**Goal A:**
Write out these rows without changes, beginning at the row that contains "- text-line: 照既定路线奔跑。: [188, 1738, 453, 1772]" and stopping after the row that contains "- join-item-1: [188, 1320, 1058, 1436]".

This can even extend to sports games, a genre where one would assume mechanics reign supreme. Take the outrageously popular FIFA games as an example. This is a series where describing the gameplay as unrefined would be an understatement. There are so many little issues that at times render the games a controller breaking level of frustrating. Yet, people still flock to it. Why? Is it because it’s an excellent simulation of what it’s like to play the world’s most popular sport? I would argue no, it’s because it’s an excellent simulation of the atmosphere and culture surrounding the world’s most popular sport. The games are impressively polished. People can put up with some maladroit mechanics here and there as long as they feel, consciously or otherwise, that they can project themselves into a convincing recreation of their favourite sporting environments. This was even the case back in the PS2 era, when Konami’s Pro Evolution Soccer series had a significantly more satisfying play experience to the FIFA franchise, yet the latter still regularly outsold the former.

None of this is to say that basic mechanics aren’t important. They absolutely are. They’re the bread and butter of the majority of gaming experiences. Nonetheless, the aspects previously mentioned in this article can, in some cases, prove to be every bit as important as the overall mechanics. Implementing these facets in an efficacious way can be the difference from a solid, enjoyable game and a true great of the medium.

**Goal B:**
Translate this sentence from the passage on game mechanics into Spanish: "None of this is to say that basic mechanics aren’t important."

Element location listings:

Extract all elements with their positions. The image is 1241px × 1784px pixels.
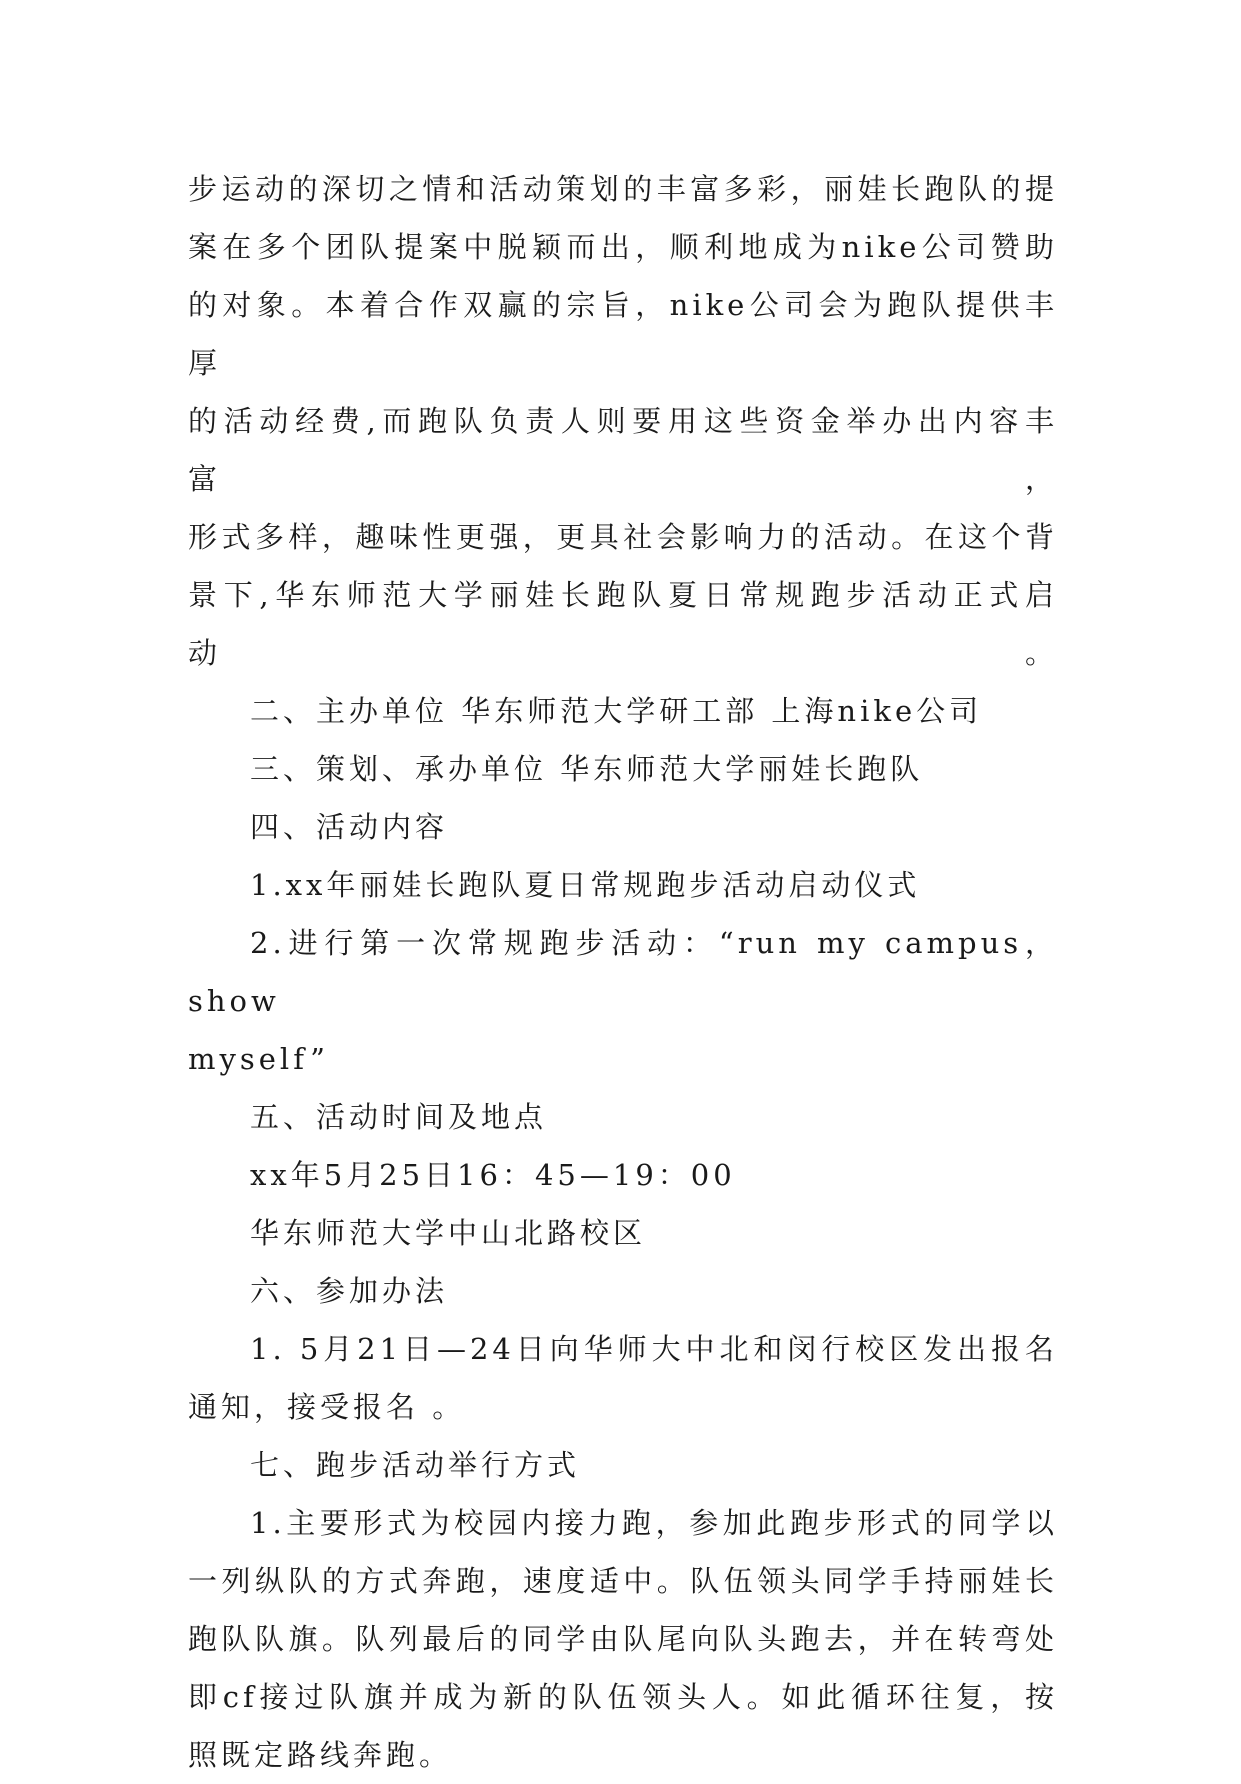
- text-line: 照既定路线奔跑。: [188, 1738, 453, 1772]
- text-line: 1.主要形式为校园内接力跑，参加此跑步形式的同学以: [250, 1506, 1058, 1540]
- section-content-heading: [188, 798, 1058, 856]
- time-value: [188, 1146, 1058, 1204]
- section-join-heading: [188, 1262, 1058, 1320]
- text-line: 的活动经费,而跑队负责人则要用这些资金举办出内容丰富，: [188, 404, 1058, 496]
- text-line: 跑队队旗。队列最后的同学由队尾向队头跑去，并在转弯处: [188, 1622, 1058, 1656]
- content-item-2: [188, 914, 1058, 1088]
- section-planner: [188, 740, 1058, 798]
- item-text-line-1: 1. 5月21日—24日向华师大中北和闵行校区发出报名: [250, 1332, 1058, 1366]
- time-text: xx年5月25日16：45—19：00: [250, 1158, 736, 1192]
- planner-text: 三、策划、承办单位 华东师范大学丽娃长跑队: [250, 752, 924, 786]
- heading-text: 四、活动内容: [250, 810, 449, 844]
- content-item-1: [188, 856, 1058, 914]
- place-value: [188, 1204, 1058, 1262]
- text-line: 的对象。本着合作双赢的宗旨，nike公司会为跑队提供丰厚: [188, 288, 1058, 380]
- heading-text: 五、活动时间及地点: [250, 1100, 548, 1134]
- section-time-heading: [188, 1088, 1058, 1146]
- text-line: 一列纵队的方式奔跑，速度适中。队伍领头同学手持丽娃长: [188, 1564, 1058, 1598]
- heading-text: 六、参加办法: [250, 1274, 449, 1308]
- text-line: 案在多个团队提案中脱颖而出，顺利地成为nike公司赞助: [188, 230, 1058, 264]
- item-text-line-2: 通知，接受报名 。: [188, 1390, 466, 1424]
- place-text: 华东师范大学中山北路校区: [250, 1216, 647, 1250]
- text-line: 步运动的深切之情和活动策划的丰富多彩，丽娃长跑队的提: [188, 172, 1058, 206]
- document-body: [188, 160, 1058, 1784]
- intro-paragraph: [188, 160, 1058, 682]
- section-method-heading: [188, 1436, 1058, 1494]
- text-line: 景下,华东师范大学丽娃长跑队夏日常规跑步活动正式启动。: [188, 578, 1058, 670]
- item-text-line-1: 2.进行第一次常规跑步活动：“run my campus，show: [188, 926, 1058, 1018]
- heading-text: 七、跑步活动举行方式: [250, 1448, 581, 1482]
- text-line: 即cf接过队旗并成为新的队伍领头人。如此循环往复，按: [188, 1680, 1058, 1714]
- method-paragraph: [188, 1494, 1058, 1784]
- text-line: 形式多样，趣味性更强，更具社会影响力的活动。在这个背: [188, 520, 1058, 554]
- item-text: 1.xx年丽娃长跑队夏日常规跑步活动启动仪式: [250, 868, 921, 902]
- item-text-line-2: myself”: [188, 1042, 329, 1076]
- section-organizer: [188, 682, 1058, 740]
- join-item-1: [188, 1320, 1058, 1436]
- organizer-text: 二、主办单位 华东师范大学研工部 上海nike公司: [250, 694, 983, 728]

**Right answer A:**
- text-line: 照既定路线奔跑。: [188, 1738, 453, 1772]
- text-line: 1.主要形式为校园内接力跑，参加此跑步形式的同学以: [250, 1506, 1058, 1540]
- section-content-heading: [188, 798, 1058, 856]
- time-value: [188, 1146, 1058, 1204]
- section-join-heading: [188, 1262, 1058, 1320]
- text-line: 的活动经费,而跑队负责人则要用这些资金举办出内容丰富，: [188, 404, 1058, 496]
- text-line: 跑队队旗。队列最后的同学由队尾向队头跑去，并在转弯处: [188, 1622, 1058, 1656]
- content-item-2: [188, 914, 1058, 1088]
- section-planner: [188, 740, 1058, 798]
- item-text-line-1: 1. 5月21日—24日向华师大中北和闵行校区发出报名: [250, 1332, 1058, 1366]
- time-text: xx年5月25日16：45—19：00: [250, 1158, 736, 1192]
- planner-text: 三、策划、承办单位 华东师范大学丽娃长跑队: [250, 752, 924, 786]
- heading-text: 四、活动内容: [250, 810, 449, 844]
- content-item-1: [188, 856, 1058, 914]
- place-value: [188, 1204, 1058, 1262]
- text-line: 的对象。本着合作双赢的宗旨，nike公司会为跑队提供丰厚: [188, 288, 1058, 380]
- heading-text: 五、活动时间及地点: [250, 1100, 548, 1134]
- section-time-heading: [188, 1088, 1058, 1146]
- text-line: 一列纵队的方式奔跑，速度适中。队伍领头同学手持丽娃长: [188, 1564, 1058, 1598]
- heading-text: 六、参加办法: [250, 1274, 449, 1308]
- text-line: 案在多个团队提案中脱颖而出，顺利地成为nike公司赞助: [188, 230, 1058, 264]
- item-text-line-2: 通知，接受报名 。: [188, 1390, 466, 1424]
- place-text: 华东师范大学中山北路校区: [250, 1216, 647, 1250]
- text-line: 步运动的深切之情和活动策划的丰富多彩，丽娃长跑队的提: [188, 172, 1058, 206]
- document-body: [188, 160, 1058, 1784]
- intro-paragraph: [188, 160, 1058, 682]
- section-method-heading: [188, 1436, 1058, 1494]
- text-line: 景下,华东师范大学丽娃长跑队夏日常规跑步活动正式启动。: [188, 578, 1058, 670]
- item-text-line-1: 2.进行第一次常规跑步活动：“run my campus，show: [188, 926, 1058, 1018]
- heading-text: 七、跑步活动举行方式: [250, 1448, 581, 1482]
- text-line: 即cf接过队旗并成为新的队伍领头人。如此循环往复，按: [188, 1680, 1058, 1714]
- method-paragraph: [188, 1494, 1058, 1784]
- text-line: 形式多样，趣味性更强，更具社会影响力的活动。在这个背: [188, 520, 1058, 554]
- item-text: 1.xx年丽娃长跑队夏日常规跑步活动启动仪式: [250, 868, 921, 902]
- item-text-line-2: myself”: [188, 1042, 329, 1076]
- section-organizer: [188, 682, 1058, 740]
- join-item-1: [188, 1320, 1058, 1436]

**Right answer B:**
Nada de esto quiere decir que las mecánicas básicas no sean importantes.